## REQUIREMENT
Track down each line that has the word "JSON" and copy it.

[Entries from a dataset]

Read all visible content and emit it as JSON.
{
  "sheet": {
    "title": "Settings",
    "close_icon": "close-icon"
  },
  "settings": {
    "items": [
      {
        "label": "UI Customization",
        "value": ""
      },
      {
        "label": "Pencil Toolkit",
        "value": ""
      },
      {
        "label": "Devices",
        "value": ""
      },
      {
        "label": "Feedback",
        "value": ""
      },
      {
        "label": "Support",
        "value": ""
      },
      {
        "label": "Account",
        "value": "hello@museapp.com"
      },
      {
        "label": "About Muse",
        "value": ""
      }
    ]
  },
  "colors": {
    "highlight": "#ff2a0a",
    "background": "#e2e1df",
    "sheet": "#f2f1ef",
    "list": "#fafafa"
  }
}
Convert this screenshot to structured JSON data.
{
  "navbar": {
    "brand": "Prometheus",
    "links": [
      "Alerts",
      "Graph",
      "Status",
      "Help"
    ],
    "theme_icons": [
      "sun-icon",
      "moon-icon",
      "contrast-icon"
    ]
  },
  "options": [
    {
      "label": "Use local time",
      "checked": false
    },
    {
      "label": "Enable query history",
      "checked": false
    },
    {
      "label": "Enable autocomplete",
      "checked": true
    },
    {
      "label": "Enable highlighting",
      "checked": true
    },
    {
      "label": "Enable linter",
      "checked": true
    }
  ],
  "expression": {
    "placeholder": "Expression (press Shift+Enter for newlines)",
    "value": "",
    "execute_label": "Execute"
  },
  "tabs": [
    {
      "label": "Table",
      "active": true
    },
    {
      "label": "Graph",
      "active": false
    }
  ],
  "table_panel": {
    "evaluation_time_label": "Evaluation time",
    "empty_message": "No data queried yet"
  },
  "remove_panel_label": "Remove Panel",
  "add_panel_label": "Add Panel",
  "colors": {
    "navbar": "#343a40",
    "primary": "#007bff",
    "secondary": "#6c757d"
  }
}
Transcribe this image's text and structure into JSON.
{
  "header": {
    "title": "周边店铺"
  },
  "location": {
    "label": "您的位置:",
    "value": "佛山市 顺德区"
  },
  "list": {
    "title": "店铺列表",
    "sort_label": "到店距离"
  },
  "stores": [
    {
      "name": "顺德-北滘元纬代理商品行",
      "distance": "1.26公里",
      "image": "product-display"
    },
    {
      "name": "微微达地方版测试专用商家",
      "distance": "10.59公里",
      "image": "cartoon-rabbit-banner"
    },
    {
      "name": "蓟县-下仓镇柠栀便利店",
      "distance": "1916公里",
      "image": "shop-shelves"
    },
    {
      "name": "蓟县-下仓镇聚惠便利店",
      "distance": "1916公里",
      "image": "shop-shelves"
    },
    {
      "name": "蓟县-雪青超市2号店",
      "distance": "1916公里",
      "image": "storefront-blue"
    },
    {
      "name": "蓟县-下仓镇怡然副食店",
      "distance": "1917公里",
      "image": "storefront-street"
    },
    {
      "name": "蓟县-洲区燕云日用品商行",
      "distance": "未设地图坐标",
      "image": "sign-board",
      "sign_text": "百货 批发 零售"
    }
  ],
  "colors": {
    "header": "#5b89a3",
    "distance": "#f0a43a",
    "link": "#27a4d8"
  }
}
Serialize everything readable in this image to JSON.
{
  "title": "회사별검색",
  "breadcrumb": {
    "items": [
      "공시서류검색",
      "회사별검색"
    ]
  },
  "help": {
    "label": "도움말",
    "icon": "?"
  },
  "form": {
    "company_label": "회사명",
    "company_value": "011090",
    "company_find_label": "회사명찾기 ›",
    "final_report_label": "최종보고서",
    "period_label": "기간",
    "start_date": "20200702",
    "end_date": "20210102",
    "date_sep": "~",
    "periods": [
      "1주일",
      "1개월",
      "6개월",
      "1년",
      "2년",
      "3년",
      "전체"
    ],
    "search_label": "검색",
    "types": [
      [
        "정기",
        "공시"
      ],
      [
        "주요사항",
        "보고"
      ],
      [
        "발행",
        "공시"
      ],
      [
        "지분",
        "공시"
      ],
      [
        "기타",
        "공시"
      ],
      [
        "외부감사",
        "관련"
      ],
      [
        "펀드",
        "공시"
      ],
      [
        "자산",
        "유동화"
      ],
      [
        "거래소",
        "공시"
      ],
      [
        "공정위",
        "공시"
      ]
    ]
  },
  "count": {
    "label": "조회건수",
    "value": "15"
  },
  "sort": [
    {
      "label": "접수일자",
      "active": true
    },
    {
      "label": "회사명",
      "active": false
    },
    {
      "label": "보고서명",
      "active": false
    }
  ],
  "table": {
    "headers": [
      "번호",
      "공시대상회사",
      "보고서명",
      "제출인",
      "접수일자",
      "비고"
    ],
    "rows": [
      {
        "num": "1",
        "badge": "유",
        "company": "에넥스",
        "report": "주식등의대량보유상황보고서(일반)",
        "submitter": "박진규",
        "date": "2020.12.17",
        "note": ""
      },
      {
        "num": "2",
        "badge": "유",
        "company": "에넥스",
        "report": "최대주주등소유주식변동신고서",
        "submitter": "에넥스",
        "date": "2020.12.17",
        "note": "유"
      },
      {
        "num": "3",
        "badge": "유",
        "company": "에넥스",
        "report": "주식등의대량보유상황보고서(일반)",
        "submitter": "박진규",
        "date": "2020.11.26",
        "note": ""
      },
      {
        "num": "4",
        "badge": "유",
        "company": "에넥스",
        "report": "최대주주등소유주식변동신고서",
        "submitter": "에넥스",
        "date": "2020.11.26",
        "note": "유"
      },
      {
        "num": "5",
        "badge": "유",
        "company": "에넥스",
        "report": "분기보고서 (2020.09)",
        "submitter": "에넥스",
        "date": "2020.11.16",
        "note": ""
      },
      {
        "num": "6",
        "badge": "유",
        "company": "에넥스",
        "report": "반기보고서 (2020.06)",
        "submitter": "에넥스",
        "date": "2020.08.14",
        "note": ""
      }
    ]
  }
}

## RESULT OF THIS EXERCISE
Read all visible content and emit it as JSON.
Convert this screenshot to structured JSON data.
Transcribe this image's text and structure into JSON.
Serialize everything readable in this image to JSON.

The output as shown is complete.